-- Begin Entries shown --

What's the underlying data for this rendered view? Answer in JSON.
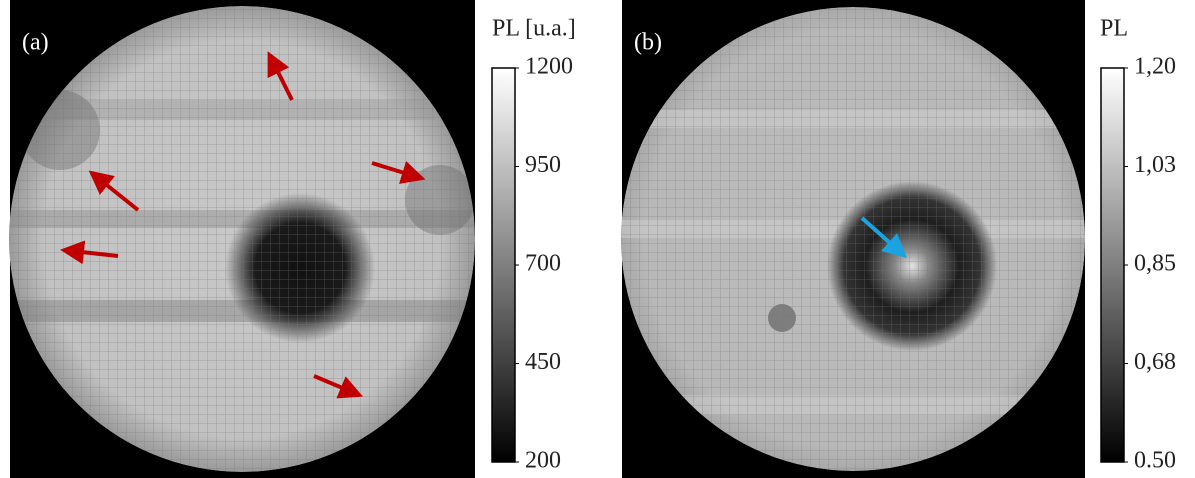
{
  "panels": [
    {
      "label": "(a)",
      "colorbar": {
        "title": "PL [u.a.]",
        "lim": [
          200,
          1200
        ],
        "ticks": [
          200,
          450,
          700,
          950,
          1200
        ]
      }
    },
    {
      "label": "(b)",
      "colorbar": {
        "title": "PL",
        "lim": [
          0.5,
          1.2
        ],
        "ticks": [
          {
            "value": 0.5,
            "label": "0.50"
          },
          {
            "value": 0.675,
            "label": "0,68"
          },
          {
            "value": 0.85,
            "label": "0,85"
          },
          {
            "value": 1.025,
            "label": "1,03"
          },
          {
            "value": 1.2,
            "label": "1,20"
          }
        ]
      }
    }
  ]
}
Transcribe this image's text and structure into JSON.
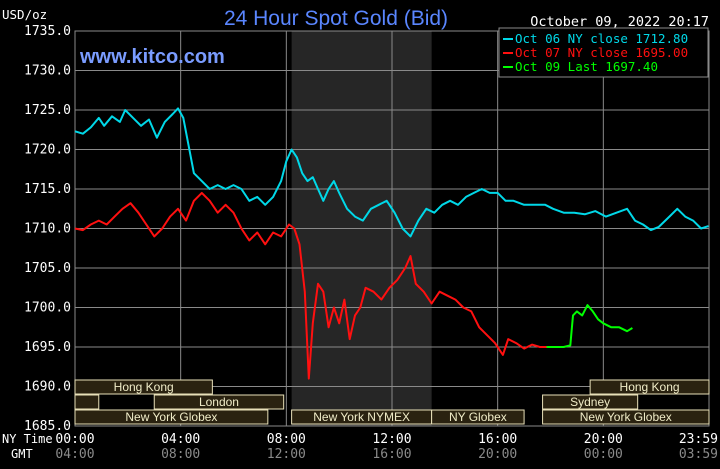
{
  "chart_data": {
    "type": "line",
    "title": "24 Hour Spot Gold (Bid)",
    "ylabel": "USD/oz",
    "watermark": "www.kitco.com",
    "timestamp": "October 09, 2022 20:17",
    "ylim": [
      1685,
      1735
    ],
    "y_ticks": [
      "1735.0",
      "1730.0",
      "1725.0",
      "1720.0",
      "1715.0",
      "1710.0",
      "1705.0",
      "1700.0",
      "1695.0",
      "1690.0",
      "1685.0"
    ],
    "x_ticks_ny": [
      "00:00",
      "04:00",
      "08:00",
      "12:00",
      "16:00",
      "20:00",
      "23:59"
    ],
    "x_ticks_gmt": [
      "04:00",
      "08:00",
      "12:00",
      "16:00",
      "20:00",
      "00:00",
      "03:59"
    ],
    "x_row_labels": {
      "ny": "NY Time",
      "gmt": "GMT"
    },
    "legend": [
      "Oct 06 NY close 1712.80",
      "Oct 07 NY close 1695.00",
      "Oct 09 Last 1697.40"
    ],
    "colors": {
      "background": "#000000",
      "grid": "#8a8a8a",
      "shade": "#262626",
      "series1": "#00d8e8",
      "series2": "#ff1010",
      "series3": "#00ff00",
      "title": "#5a86ff",
      "watermark": "#7a9cff",
      "session_fill": "#2a2210",
      "session_border": "#e8e0b8",
      "session_text": "#f0ecc8"
    },
    "sessions": [
      {
        "label": "Hong Kong",
        "start": 0,
        "end": 5.2,
        "row": 0
      },
      {
        "label": "Hong Kong",
        "start": 19.5,
        "end": 24,
        "row": 0
      },
      {
        "label": "",
        "start": 0,
        "end": 0.9,
        "row": 1
      },
      {
        "label": "London",
        "start": 3.0,
        "end": 7.9,
        "row": 1
      },
      {
        "label": "Sydney",
        "start": 17.7,
        "end": 21.3,
        "row": 1
      },
      {
        "label": "New York Globex",
        "start": 0,
        "end": 7.3,
        "row": 2
      },
      {
        "label": "New York NYMEX",
        "start": 8.2,
        "end": 13.5,
        "row": 2
      },
      {
        "label": "NY Globex",
        "start": 13.5,
        "end": 17.0,
        "row": 2
      },
      {
        "label": "New York Globex",
        "start": 17.7,
        "end": 24,
        "row": 2
      }
    ],
    "shaded_range": [
      8.2,
      13.5
    ],
    "series": [
      {
        "name": "Oct 06",
        "points": [
          [
            0,
            1722.3
          ],
          [
            0.3,
            1722.0
          ],
          [
            0.6,
            1722.8
          ],
          [
            0.9,
            1724.0
          ],
          [
            1.1,
            1723.0
          ],
          [
            1.4,
            1724.2
          ],
          [
            1.7,
            1723.5
          ],
          [
            1.9,
            1725.0
          ],
          [
            2.2,
            1724.0
          ],
          [
            2.5,
            1723.0
          ],
          [
            2.8,
            1723.8
          ],
          [
            3.1,
            1721.5
          ],
          [
            3.4,
            1723.5
          ],
          [
            3.7,
            1724.5
          ],
          [
            3.9,
            1725.2
          ],
          [
            4.1,
            1724.0
          ],
          [
            4.3,
            1720.5
          ],
          [
            4.5,
            1717.0
          ],
          [
            4.8,
            1716.0
          ],
          [
            5.1,
            1715.0
          ],
          [
            5.4,
            1715.5
          ],
          [
            5.7,
            1715.0
          ],
          [
            6.0,
            1715.5
          ],
          [
            6.3,
            1715.0
          ],
          [
            6.6,
            1713.5
          ],
          [
            6.9,
            1714.0
          ],
          [
            7.2,
            1713.0
          ],
          [
            7.5,
            1714.0
          ],
          [
            7.8,
            1716.0
          ],
          [
            8.0,
            1718.5
          ],
          [
            8.2,
            1720.0
          ],
          [
            8.4,
            1719.0
          ],
          [
            8.6,
            1717.0
          ],
          [
            8.8,
            1716.0
          ],
          [
            9.0,
            1716.5
          ],
          [
            9.2,
            1715.0
          ],
          [
            9.4,
            1713.5
          ],
          [
            9.6,
            1715.0
          ],
          [
            9.8,
            1716.0
          ],
          [
            10.0,
            1714.5
          ],
          [
            10.3,
            1712.5
          ],
          [
            10.6,
            1711.5
          ],
          [
            10.9,
            1711.0
          ],
          [
            11.2,
            1712.5
          ],
          [
            11.5,
            1713.0
          ],
          [
            11.8,
            1713.5
          ],
          [
            12.1,
            1712.0
          ],
          [
            12.4,
            1710.0
          ],
          [
            12.7,
            1709.0
          ],
          [
            13.0,
            1711.0
          ],
          [
            13.3,
            1712.5
          ],
          [
            13.6,
            1712.0
          ],
          [
            13.9,
            1713.0
          ],
          [
            14.2,
            1713.5
          ],
          [
            14.5,
            1713.0
          ],
          [
            14.8,
            1714.0
          ],
          [
            15.1,
            1714.5
          ],
          [
            15.4,
            1715.0
          ],
          [
            15.7,
            1714.5
          ],
          [
            16.0,
            1714.5
          ],
          [
            16.3,
            1713.5
          ],
          [
            16.6,
            1713.5
          ],
          [
            17.0,
            1713.0
          ],
          [
            17.5,
            1713.0
          ],
          [
            17.8,
            1713.0
          ],
          [
            18.1,
            1712.5
          ],
          [
            18.5,
            1712.0
          ],
          [
            18.9,
            1712.0
          ],
          [
            19.3,
            1711.8
          ],
          [
            19.7,
            1712.2
          ],
          [
            20.1,
            1711.5
          ],
          [
            20.5,
            1712.0
          ],
          [
            20.9,
            1712.5
          ],
          [
            21.2,
            1711.0
          ],
          [
            21.5,
            1710.5
          ],
          [
            21.8,
            1709.8
          ],
          [
            22.1,
            1710.2
          ],
          [
            22.5,
            1711.5
          ],
          [
            22.8,
            1712.5
          ],
          [
            23.1,
            1711.5
          ],
          [
            23.4,
            1711.0
          ],
          [
            23.7,
            1710.0
          ],
          [
            23.98,
            1710.3
          ]
        ]
      },
      {
        "name": "Oct 07",
        "points": [
          [
            0,
            1710.0
          ],
          [
            0.3,
            1709.8
          ],
          [
            0.6,
            1710.5
          ],
          [
            0.9,
            1711.0
          ],
          [
            1.2,
            1710.5
          ],
          [
            1.5,
            1711.5
          ],
          [
            1.8,
            1712.5
          ],
          [
            2.1,
            1713.2
          ],
          [
            2.4,
            1712.0
          ],
          [
            2.7,
            1710.5
          ],
          [
            3.0,
            1709.0
          ],
          [
            3.3,
            1710.0
          ],
          [
            3.6,
            1711.5
          ],
          [
            3.9,
            1712.5
          ],
          [
            4.2,
            1711.0
          ],
          [
            4.5,
            1713.5
          ],
          [
            4.8,
            1714.5
          ],
          [
            5.1,
            1713.5
          ],
          [
            5.4,
            1712.0
          ],
          [
            5.7,
            1713.0
          ],
          [
            6.0,
            1712.0
          ],
          [
            6.3,
            1710.0
          ],
          [
            6.6,
            1708.5
          ],
          [
            6.9,
            1709.5
          ],
          [
            7.2,
            1708.0
          ],
          [
            7.5,
            1709.5
          ],
          [
            7.8,
            1709.0
          ],
          [
            8.1,
            1710.5
          ],
          [
            8.3,
            1710.0
          ],
          [
            8.5,
            1708.0
          ],
          [
            8.7,
            1702.0
          ],
          [
            8.85,
            1691.0
          ],
          [
            9.0,
            1698.0
          ],
          [
            9.2,
            1703.0
          ],
          [
            9.4,
            1702.0
          ],
          [
            9.6,
            1697.5
          ],
          [
            9.8,
            1700.0
          ],
          [
            10.0,
            1698.0
          ],
          [
            10.2,
            1701.0
          ],
          [
            10.4,
            1696.0
          ],
          [
            10.6,
            1699.0
          ],
          [
            10.8,
            1700.0
          ],
          [
            11.0,
            1702.5
          ],
          [
            11.3,
            1702.0
          ],
          [
            11.6,
            1701.0
          ],
          [
            11.9,
            1702.5
          ],
          [
            12.2,
            1703.5
          ],
          [
            12.5,
            1705.0
          ],
          [
            12.7,
            1706.5
          ],
          [
            12.9,
            1703.0
          ],
          [
            13.2,
            1702.0
          ],
          [
            13.5,
            1700.5
          ],
          [
            13.8,
            1702.0
          ],
          [
            14.1,
            1701.5
          ],
          [
            14.4,
            1701.0
          ],
          [
            14.7,
            1700.0
          ],
          [
            15.0,
            1699.5
          ],
          [
            15.3,
            1697.5
          ],
          [
            15.6,
            1696.5
          ],
          [
            15.9,
            1695.5
          ],
          [
            16.2,
            1694.0
          ],
          [
            16.4,
            1696.0
          ],
          [
            16.7,
            1695.5
          ],
          [
            17.0,
            1694.8
          ],
          [
            17.3,
            1695.3
          ],
          [
            17.6,
            1695.0
          ],
          [
            17.85,
            1695.0
          ]
        ]
      },
      {
        "name": "Oct 09",
        "points": [
          [
            17.85,
            1695.0
          ],
          [
            18.1,
            1695.0
          ],
          [
            18.5,
            1695.0
          ],
          [
            18.75,
            1695.2
          ],
          [
            18.85,
            1699.0
          ],
          [
            19.0,
            1699.5
          ],
          [
            19.2,
            1699.0
          ],
          [
            19.4,
            1700.3
          ],
          [
            19.6,
            1699.5
          ],
          [
            19.8,
            1698.5
          ],
          [
            20.0,
            1698.0
          ],
          [
            20.3,
            1697.5
          ],
          [
            20.6,
            1697.5
          ],
          [
            20.9,
            1697.0
          ],
          [
            21.1,
            1697.4
          ]
        ]
      }
    ]
  }
}
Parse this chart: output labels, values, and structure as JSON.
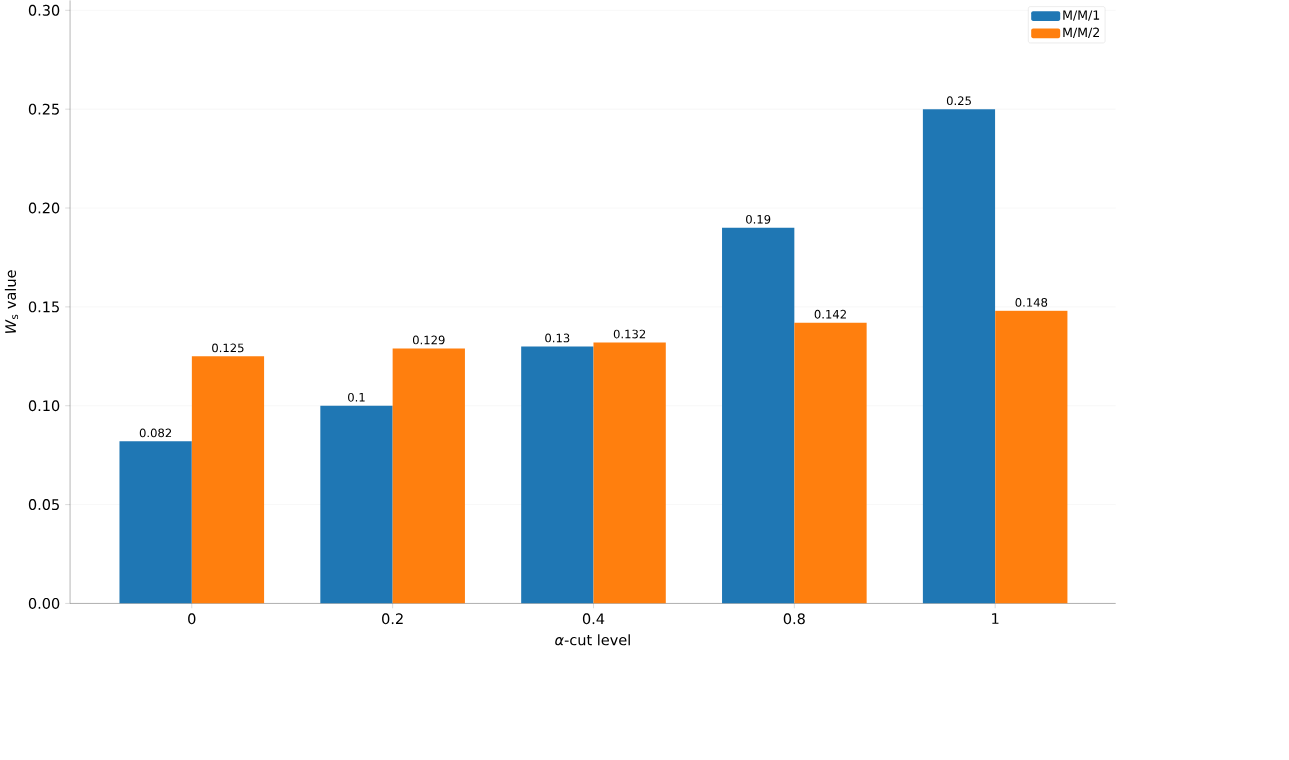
{
  "chart_data": {
    "type": "bar",
    "categories": [
      "0",
      "0.2",
      "0.4",
      "0.8",
      "1"
    ],
    "xlabel": "*α*-cut level",
    "ylabel": "*W*$_{s}$ value",
    "series": [
      {
        "name": "M/M/1",
        "color": "#1f77b4",
        "values": [
          0.082,
          0.1,
          0.13,
          0.19,
          0.25
        ]
      },
      {
        "name": "M/M/2",
        "color": "#ff7f0e",
        "values": [
          0.125,
          0.129,
          0.132,
          0.142,
          0.148
        ]
      }
    ],
    "ylim": [
      0,
      0.305
    ],
    "yticks": [
      {
        "value": 0,
        "label": "0.00"
      },
      {
        "value": 0.05,
        "label": "0.05"
      },
      {
        "value": 0.1,
        "label": "0.10"
      },
      {
        "value": 0.15,
        "label": "0.15"
      },
      {
        "value": 0.2,
        "label": "0.20"
      },
      {
        "value": 0.25,
        "label": "0.25"
      },
      {
        "value": 0.3,
        "label": "0.30"
      }
    ],
    "grid": "y",
    "legend": "top right",
    "data_labels": true
  }
}
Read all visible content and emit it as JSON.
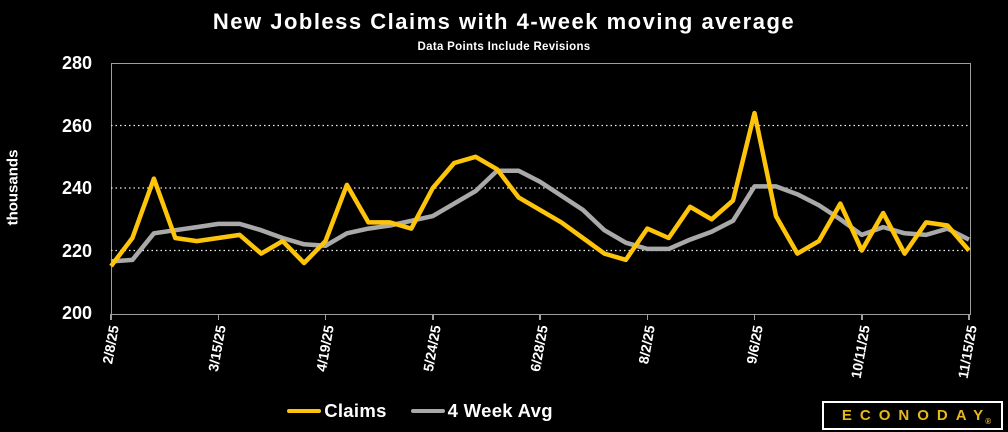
{
  "chart_data": {
    "type": "line",
    "title": "New Jobless Claims with 4-week moving average",
    "subtitle": "Data Points Include Revisions",
    "ylabel": "thousands",
    "ylim": [
      200,
      280
    ],
    "yticks": [
      280,
      260,
      240,
      220,
      200
    ],
    "grid_values": [
      260,
      240,
      220
    ],
    "grid_style": "dotted",
    "legend_position": "bottom-center",
    "x": [
      "2/8/25",
      "2/15/25",
      "2/22/25",
      "3/1/25",
      "3/8/25",
      "3/15/25",
      "3/22/25",
      "3/29/25",
      "4/5/25",
      "4/12/25",
      "4/19/25",
      "4/26/25",
      "5/3/25",
      "5/10/25",
      "5/17/25",
      "5/24/25",
      "5/31/25",
      "6/7/25",
      "6/14/25",
      "6/21/25",
      "6/28/25",
      "7/5/25",
      "7/12/25",
      "7/19/25",
      "7/26/25",
      "8/2/25",
      "8/9/25",
      "8/16/25",
      "8/23/25",
      "8/30/25",
      "9/6/25",
      "9/13/25",
      "9/20/25",
      "9/27/25",
      "10/4/25",
      "10/11/25",
      "10/18/25",
      "10/25/25",
      "11/1/25",
      "11/8/25",
      "11/15/25"
    ],
    "x_tick_labels": [
      "2/8/25",
      "3/15/25",
      "4/19/25",
      "5/24/25",
      "6/28/25",
      "8/2/25",
      "9/6/25",
      "10/11/25",
      "11/15/25"
    ],
    "x_tick_indices": [
      0,
      5,
      10,
      15,
      20,
      25,
      30,
      35,
      40
    ],
    "series": [
      {
        "name": "4 Week Avg",
        "color": "#a9a9a9",
        "values": [
          216.5,
          217,
          225.5,
          226.5,
          227.5,
          228.5,
          228.5,
          226.5,
          224,
          222,
          221.5,
          225.5,
          227,
          228,
          229.5,
          231,
          235,
          239,
          245.5,
          245.5,
          242,
          237.5,
          233,
          226.5,
          222.5,
          220.5,
          220.5,
          223.5,
          226,
          229.5,
          240.5,
          240.5,
          238,
          234.5,
          230,
          225,
          227.5,
          225.5,
          225,
          227,
          223.5
        ]
      },
      {
        "name": "Claims",
        "color": "#fdc40a",
        "values": [
          215,
          224,
          243,
          224,
          223,
          224,
          225,
          219,
          223,
          216,
          223,
          241,
          229,
          229,
          227,
          240,
          248,
          250,
          246,
          237,
          233,
          229,
          224,
          219,
          217,
          227,
          224,
          234,
          230,
          236,
          264,
          231,
          219,
          223,
          235,
          220,
          232,
          219,
          229,
          228,
          220
        ]
      }
    ]
  },
  "legend": {
    "items": [
      {
        "label": "Claims",
        "color": "#fdc40a"
      },
      {
        "label": "4 Week Avg",
        "color": "#a9a9a9"
      }
    ]
  },
  "branding": {
    "logo_text": "ECONODAY",
    "registered_mark": "®"
  },
  "colors": {
    "background": "#000000",
    "text": "#ffffff",
    "plot_border": "#9e9e9e",
    "gridline": "#ececec",
    "claims": "#fdc40a",
    "avg": "#a9a9a9",
    "logo_yellow": "#e7b71f"
  }
}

-- End Entries shown --

#### Work instructions:
Go over the records above and tally the lines with the word "this" in them. Give the number alone.

#### Solution:
3